### RECORDS PROVIDED
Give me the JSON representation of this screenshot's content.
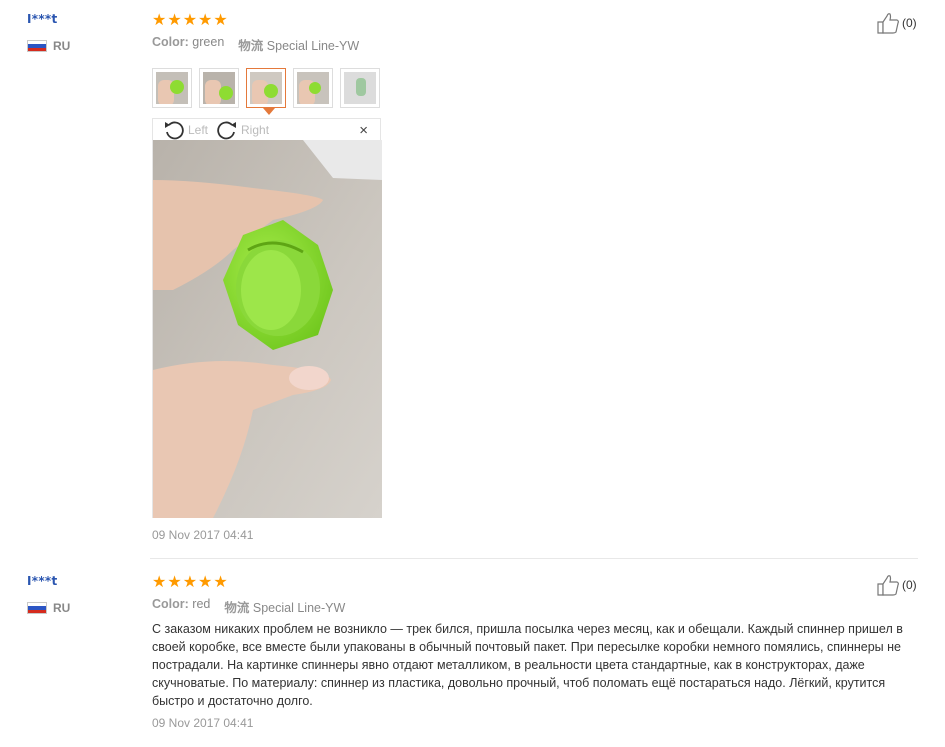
{
  "reviews": [
    {
      "user": "I***t",
      "country": "RU",
      "rating": 5,
      "stars": [
        "★",
        "★",
        "★",
        "★",
        "★"
      ],
      "color_label": "Color:",
      "color_value": "green",
      "shipping_label": "物流",
      "shipping_value": "Special Line-YW",
      "helpful_count": "(0)",
      "rotate_left": "Left",
      "rotate_right": "Right",
      "close": "×",
      "date": "09 Nov 2017 04:41"
    },
    {
      "user": "I***t",
      "country": "RU",
      "rating": 5,
      "stars": [
        "★",
        "★",
        "★",
        "★",
        "★"
      ],
      "color_label": "Color:",
      "color_value": "red",
      "shipping_label": "物流",
      "shipping_value": "Special Line-YW",
      "helpful_count": "(0)",
      "text": "С заказом никаких проблем не возникло — трек бился, пришла посылка через месяц, как и обещали. Каждый спиннер пришел в своей коробке, все вместе были упакованы в обычный почтовый пакет. При пересылке коробки немного помялись, спиннеры не пострадали. На картинке спиннеры явно отдают металликом, в реальности цвета стандартные, как в конструкторах, даже скучноватые. По материалу: спиннер из пластика, довольно прочный, чтоб поломать ещё постараться надо. Лёгкий, крутится быстро и достаточно долго.",
      "date": "09 Nov 2017 04:41"
    }
  ],
  "colors": {
    "star": "#ff9a00",
    "username": "#2a55b0",
    "active_thumb": "#e4793b",
    "spinner": "#8edc32"
  },
  "icons": [
    "thumbs-up-icon",
    "russia-flag-icon",
    "rotate-left-icon",
    "rotate-right-icon",
    "close-icon"
  ]
}
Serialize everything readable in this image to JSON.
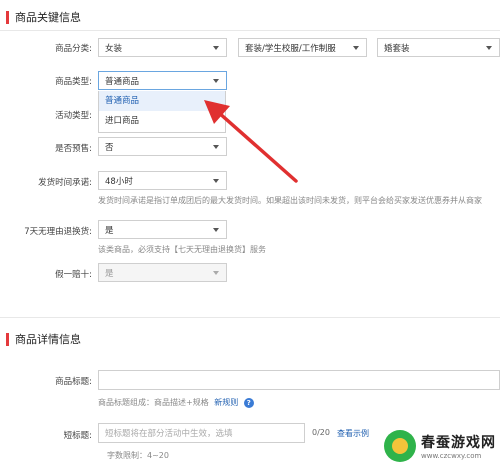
{
  "sections": {
    "key_info_title": "商品关键信息",
    "detail_title": "商品详情信息"
  },
  "category": {
    "label": "商品分类:",
    "level1": "女装",
    "level2": "套装/学生校服/工作制服",
    "level3": "婚套装"
  },
  "product_type": {
    "label": "商品类型:",
    "value": "普通商品",
    "options": [
      "普通商品",
      "进口商品"
    ]
  },
  "activity_type": {
    "label": "活动类型:"
  },
  "presale": {
    "label": "是否预售:",
    "value": "否"
  },
  "shipping": {
    "label": "发货时间承诺:",
    "value": "48小时",
    "hint": "发货时间承诺是指订单成团后的最大发货时间。如果超出该时间未发货，则平台会给买家发送优惠券并从商家"
  },
  "return_policy": {
    "label": "7天无理由退换货:",
    "value": "是",
    "hint": "该类商品，必须支持【七天无理由退换货】服务"
  },
  "fake_compensation": {
    "label": "假一赔十:",
    "value": "是"
  },
  "title_field": {
    "label": "商品标题:",
    "hint_text": "商品标题组成：商品描述+规格",
    "hint_link": "新规则",
    "help_icon": "?"
  },
  "short_title": {
    "label": "短标题:",
    "placeholder": "短标题将在部分活动中生效，选填",
    "counter": "0/20",
    "example_link": "查看示例",
    "limit": "字数限制：4~20"
  },
  "watermark": {
    "name": "春蚕游戏网",
    "url": "www.czcwxy.com"
  },
  "colors": {
    "accent": "#e4393c",
    "link": "#1f5fb0",
    "arrow": "#e03030"
  },
  "icons": [
    "chevron-down-icon",
    "help-icon",
    "arrow-annotation-icon"
  ]
}
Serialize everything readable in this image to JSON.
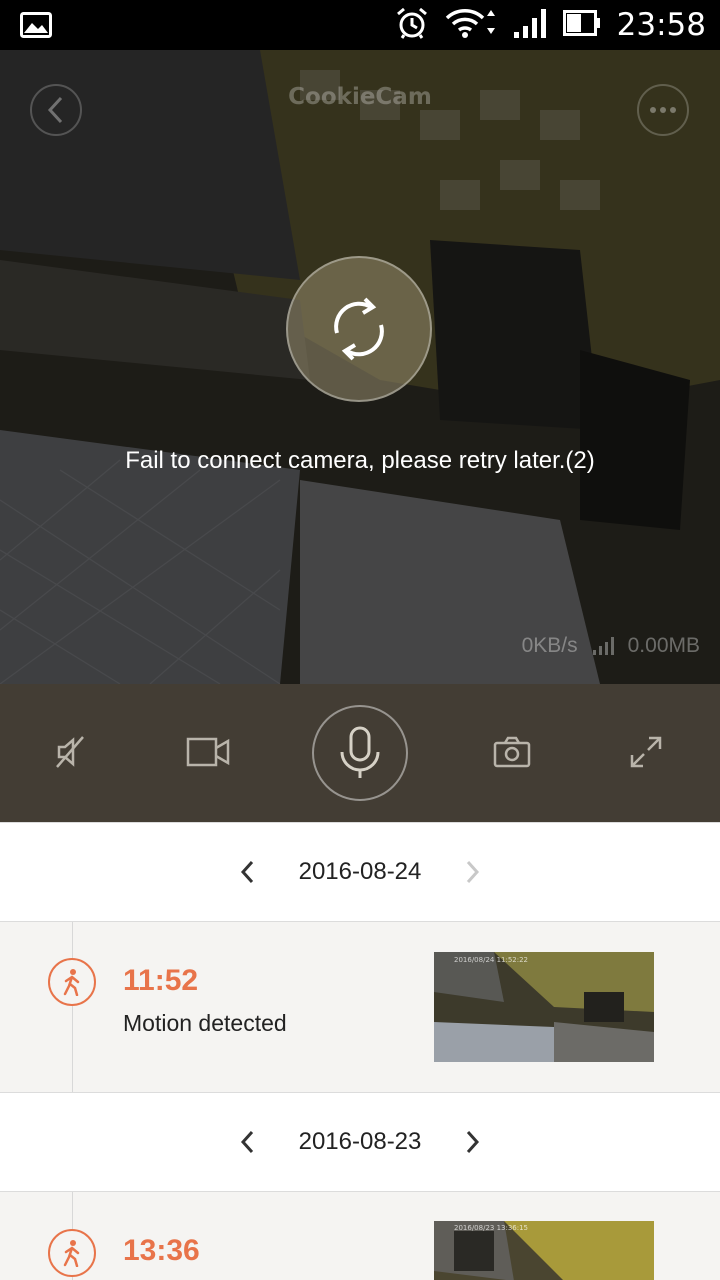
{
  "status_bar": {
    "time": "23:58",
    "icons": [
      "image-notification-icon",
      "alarm-icon",
      "wifi-icon",
      "signal-icon",
      "battery-icon"
    ]
  },
  "camera": {
    "title": "CookieCam",
    "error_message": "Fail to connect camera, please retry later.(2)",
    "speed": "0KB/s",
    "data_used": "0.00MB"
  },
  "controls": {
    "icons": [
      "mute-icon",
      "record-video-icon",
      "microphone-icon",
      "snapshot-camera-icon",
      "fullscreen-icon"
    ]
  },
  "timeline": [
    {
      "date": "2016-08-24",
      "events": [
        {
          "time": "11:52",
          "label": "Motion detected"
        }
      ]
    },
    {
      "date": "2016-08-23",
      "events": [
        {
          "time": "13:36",
          "label": ""
        }
      ]
    }
  ],
  "colors": {
    "accent": "#e8744a",
    "control_bar": "#433d34",
    "status_bar": "#000000"
  }
}
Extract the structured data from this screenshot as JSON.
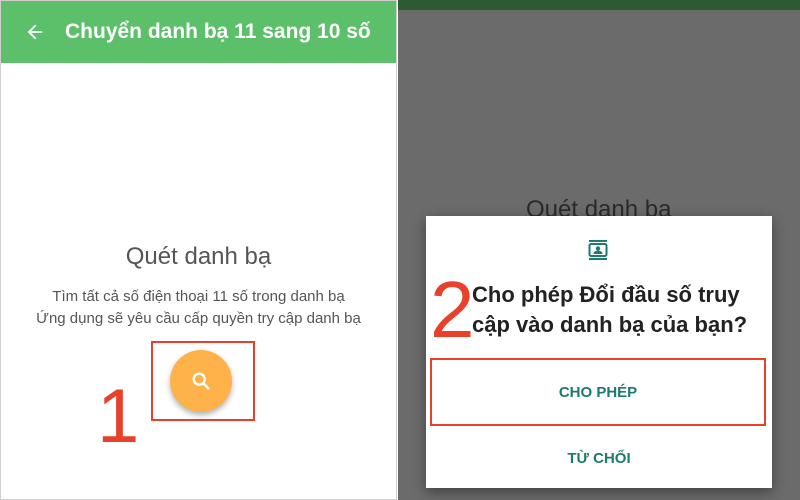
{
  "left_screen": {
    "app_bar": {
      "title": "Chuyển danh bạ 11 sang 10 số",
      "back_icon": "arrow-left-icon",
      "background_color": "#5cbf6a"
    },
    "scan": {
      "title": "Quét danh bạ",
      "description_line1": "Tìm tất cả số điện thoại 11 số trong danh bạ",
      "description_line2": "Ứng dụng sẽ yêu cầu cấp quyền try cập danh bạ",
      "fab_icon": "search-icon",
      "fab_color": "#ffb24a"
    },
    "step_marker": "1"
  },
  "right_screen": {
    "background_title": "Quét danh bạ",
    "dialog": {
      "icon": "contact-card-icon",
      "message": "Cho phép Đổi đầu số truy cập vào danh bạ của bạn?",
      "allow_label": "CHO PHÉP",
      "deny_label": "TỪ CHỐI",
      "button_color": "#1e7a6e"
    },
    "step_marker": "2"
  },
  "annotation_color": "#e8402a"
}
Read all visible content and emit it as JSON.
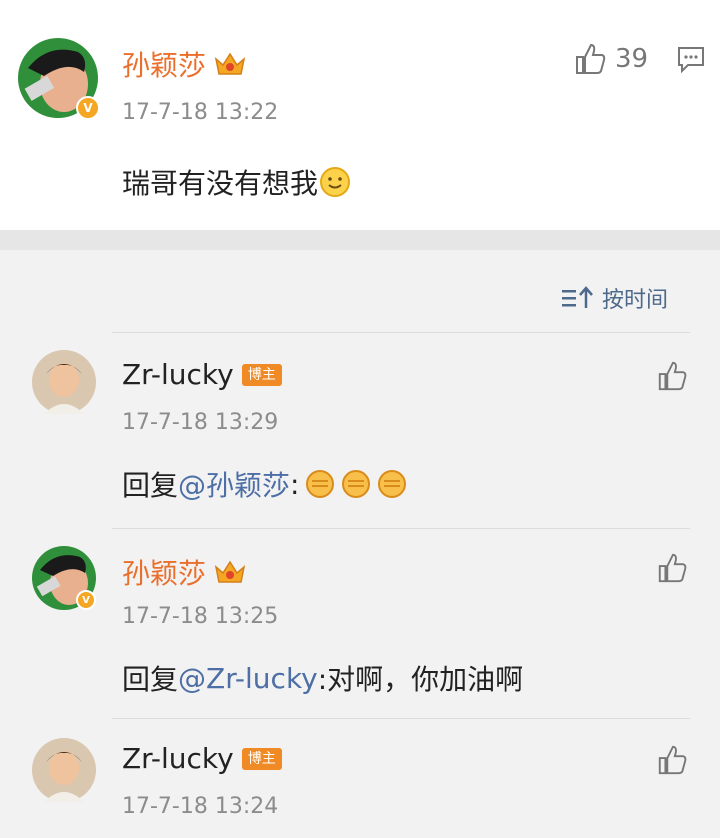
{
  "post": {
    "author": "孙颖莎",
    "time": "17-7-18 13:22",
    "text": "瑞哥有没有想我",
    "likes": "39"
  },
  "sort": {
    "label": "按时间"
  },
  "comments": [
    {
      "author": "Zr-lucky",
      "badge": "博主",
      "time": "17-7-18 13:29",
      "prefix": "回复",
      "mention": "@孙颖莎",
      "body": ":"
    },
    {
      "author": "孙颖莎",
      "time": "17-7-18 13:25",
      "prefix": "回复",
      "mention": "@Zr-lucky",
      "body": ":对啊，你加油啊"
    },
    {
      "author": "Zr-lucky",
      "badge": "博主",
      "time": "17-7-18 13:24"
    }
  ],
  "colors": {
    "orange_name": "#eb6f2c",
    "mention": "#4d6fa6",
    "badge": "#f08a24",
    "verified": "#f5a623"
  }
}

### BRIEF
Repeat each entry exactly as given; no pictures belong in the copy.

### WRITTEN ANSWER
Give me the JSON representation of this screenshot's content.
{
  "reviews": [
    {
      "user": "I***t",
      "country": "RU",
      "rating": 5,
      "stars": [
        "★",
        "★",
        "★",
        "★",
        "★"
      ],
      "color_label": "Color:",
      "color_value": "green",
      "shipping_label": "物流",
      "shipping_value": "Special Line-YW",
      "helpful_count": "(0)",
      "rotate_left": "Left",
      "rotate_right": "Right",
      "close": "×",
      "date": "09 Nov 2017 04:41"
    },
    {
      "user": "I***t",
      "country": "RU",
      "rating": 5,
      "stars": [
        "★",
        "★",
        "★",
        "★",
        "★"
      ],
      "color_label": "Color:",
      "color_value": "red",
      "shipping_label": "物流",
      "shipping_value": "Special Line-YW",
      "helpful_count": "(0)",
      "text": "С заказом никаких проблем не возникло — трек бился, пришла посылка через месяц, как и обещали. Каждый спиннер пришел в своей коробке, все вместе были упакованы в обычный почтовый пакет. При пересылке коробки немного помялись, спиннеры не пострадали. На картинке спиннеры явно отдают металликом, в реальности цвета стандартные, как в конструкторах, даже скучноватые. По материалу: спиннер из пластика, довольно прочный, чтоб поломать ещё постараться надо. Лёгкий, крутится быстро и достаточно долго.",
      "date": "09 Nov 2017 04:41"
    }
  ],
  "colors": {
    "star": "#ff9a00",
    "username": "#2a55b0",
    "active_thumb": "#e4793b",
    "spinner": "#8edc32"
  },
  "icons": [
    "thumbs-up-icon",
    "russia-flag-icon",
    "rotate-left-icon",
    "rotate-right-icon",
    "close-icon"
  ]
}
Serialize everything readable in this image to JSON.
{
  "sections": {
    "key_info_title": "商品关键信息",
    "detail_title": "商品详情信息"
  },
  "category": {
    "label": "商品分类:",
    "level1": "女装",
    "level2": "套装/学生校服/工作制服",
    "level3": "婚套装"
  },
  "product_type": {
    "label": "商品类型:",
    "value": "普通商品",
    "options": [
      "普通商品",
      "进口商品"
    ]
  },
  "activity_type": {
    "label": "活动类型:"
  },
  "presale": {
    "label": "是否预售:",
    "value": "否"
  },
  "shipping": {
    "label": "发货时间承诺:",
    "value": "48小时",
    "hint": "发货时间承诺是指订单成团后的最大发货时间。如果超出该时间未发货，则平台会给买家发送优惠券并从商家"
  },
  "return_policy": {
    "label": "7天无理由退换货:",
    "value": "是",
    "hint": "该类商品，必须支持【七天无理由退换货】服务"
  },
  "fake_compensation": {
    "label": "假一赔十:",
    "value": "是"
  },
  "title_field": {
    "label": "商品标题:",
    "hint_text": "商品标题组成：商品描述+规格",
    "hint_link": "新规则",
    "help_icon": "?"
  },
  "short_title": {
    "label": "短标题:",
    "placeholder": "短标题将在部分活动中生效，选填",
    "counter": "0/20",
    "example_link": "查看示例",
    "limit": "字数限制：4~20"
  },
  "watermark": {
    "name": "春蚕游戏网",
    "url": "www.czcwxy.com"
  },
  "colors": {
    "accent": "#e4393c",
    "link": "#1f5fb0",
    "arrow": "#e03030"
  },
  "icons": [
    "chevron-down-icon",
    "help-icon",
    "arrow-annotation-icon"
  ]
}
Serialize everything readable in this image to JSON.
{
  "status_bar": {
    "time": "23:58",
    "icons": [
      "image-notification-icon",
      "alarm-icon",
      "wifi-icon",
      "signal-icon",
      "battery-icon"
    ]
  },
  "camera": {
    "title": "CookieCam",
    "error_message": "Fail to connect camera, please retry later.(2)",
    "speed": "0KB/s",
    "data_used": "0.00MB"
  },
  "controls": {
    "icons": [
      "mute-icon",
      "record-video-icon",
      "microphone-icon",
      "snapshot-camera-icon",
      "fullscreen-icon"
    ]
  },
  "timeline": [
    {
      "date": "2016-08-24",
      "events": [
        {
          "time": "11:52",
          "label": "Motion detected"
        }
      ]
    },
    {
      "date": "2016-08-23",
      "events": [
        {
          "time": "13:36",
          "label": ""
        }
      ]
    }
  ],
  "colors": {
    "accent": "#e8744a",
    "control_bar": "#433d34",
    "status_bar": "#000000"
  }
}
Extract the structured data from this screenshot as JSON.
{
  "left_screen": {
    "app_bar": {
      "title": "Chuyển danh bạ 11 sang 10 số",
      "back_icon": "arrow-left-icon",
      "background_color": "#5cbf6a"
    },
    "scan": {
      "title": "Quét danh bạ",
      "description_line1": "Tìm tất cả số điện thoại 11 số trong danh bạ",
      "description_line2": "Ứng dụng sẽ yêu cầu cấp quyền try cập danh bạ",
      "fab_icon": "search-icon",
      "fab_color": "#ffb24a"
    },
    "step_marker": "1"
  },
  "right_screen": {
    "background_title": "Quét danh bạ",
    "dialog": {
      "icon": "contact-card-icon",
      "message": "Cho phép Đổi đầu số truy cập vào danh bạ của bạn?",
      "allow_label": "CHO PHÉP",
      "deny_label": "TỪ CHỐI",
      "button_color": "#1e7a6e"
    },
    "step_marker": "2"
  },
  "annotation_color": "#e8402a"
}
Read all visible content and emit it as JSON.
{
  "post": {
    "author": "孙颖莎",
    "time": "17-7-18 13:22",
    "text": "瑞哥有没有想我",
    "likes": "39"
  },
  "sort": {
    "label": "按时间"
  },
  "comments": [
    {
      "author": "Zr-lucky",
      "badge": "博主",
      "time": "17-7-18 13:29",
      "prefix": "回复",
      "mention": "@孙颖莎",
      "body": ":"
    },
    {
      "author": "孙颖莎",
      "time": "17-7-18 13:25",
      "prefix": "回复",
      "mention": "@Zr-lucky",
      "body": ":对啊，你加油啊"
    },
    {
      "author": "Zr-lucky",
      "badge": "博主",
      "time": "17-7-18 13:24"
    }
  ],
  "colors": {
    "orange_name": "#eb6f2c",
    "mention": "#4d6fa6",
    "badge": "#f08a24",
    "verified": "#f5a623"
  }
}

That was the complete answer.